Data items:
_ _ _ _ _
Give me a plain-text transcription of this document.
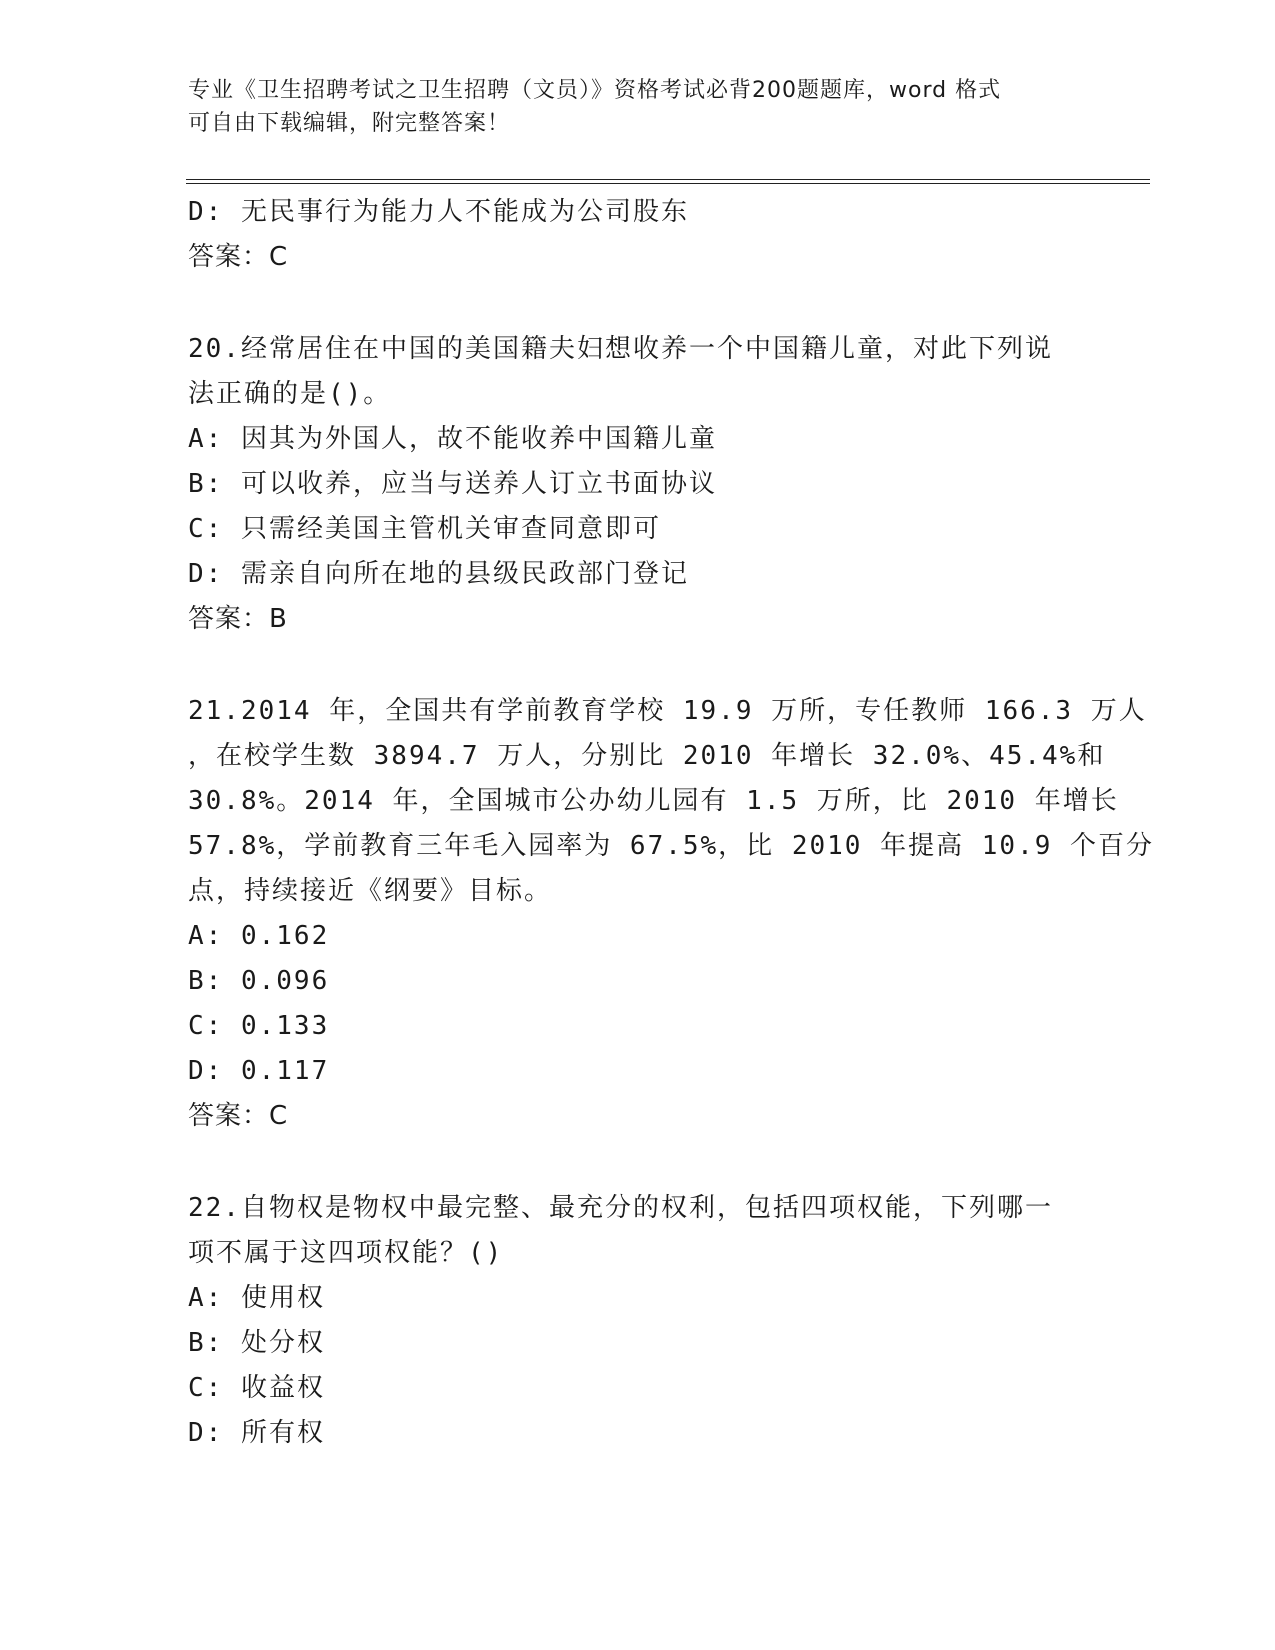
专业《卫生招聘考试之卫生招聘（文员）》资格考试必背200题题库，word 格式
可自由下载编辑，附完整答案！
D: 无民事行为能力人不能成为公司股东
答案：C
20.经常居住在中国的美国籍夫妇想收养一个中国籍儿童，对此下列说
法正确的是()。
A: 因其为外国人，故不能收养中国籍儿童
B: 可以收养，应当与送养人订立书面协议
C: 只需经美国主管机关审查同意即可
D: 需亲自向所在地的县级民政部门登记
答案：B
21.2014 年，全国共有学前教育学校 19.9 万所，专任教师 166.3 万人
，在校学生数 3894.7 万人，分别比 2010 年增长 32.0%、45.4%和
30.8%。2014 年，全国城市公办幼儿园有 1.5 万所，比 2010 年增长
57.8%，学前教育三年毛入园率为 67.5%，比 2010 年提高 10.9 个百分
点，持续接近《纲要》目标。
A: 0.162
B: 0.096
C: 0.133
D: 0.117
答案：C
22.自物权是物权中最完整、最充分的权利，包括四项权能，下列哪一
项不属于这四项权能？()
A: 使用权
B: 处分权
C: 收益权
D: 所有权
_ _ _ _ _
• _What you have to do_: Except for the pictures, copy the material above exactly.

• _Result of this exercise_:
Give me a plain-text transcription of this document.
专业《卫生招聘考试之卫生招聘（文员）》资格考试必背200题题库，word 格式
可自由下载编辑，附完整答案！
D: 无民事行为能力人不能成为公司股东
答案：C
20.经常居住在中国的美国籍夫妇想收养一个中国籍儿童，对此下列说
法正确的是()。
A: 因其为外国人，故不能收养中国籍儿童
B: 可以收养，应当与送养人订立书面协议
C: 只需经美国主管机关审查同意即可
D: 需亲自向所在地的县级民政部门登记
答案：B
21.2014 年，全国共有学前教育学校 19.9 万所，专任教师 166.3 万人
，在校学生数 3894.7 万人，分别比 2010 年增长 32.0%、45.4%和
30.8%。2014 年，全国城市公办幼儿园有 1.5 万所，比 2010 年增长
57.8%，学前教育三年毛入园率为 67.5%，比 2010 年提高 10.9 个百分
点，持续接近《纲要》目标。
A: 0.162
B: 0.096
C: 0.133
D: 0.117
答案：C
22.自物权是物权中最完整、最充分的权利，包括四项权能，下列哪一
项不属于这四项权能？()
A: 使用权
B: 处分权
C: 收益权
D: 所有权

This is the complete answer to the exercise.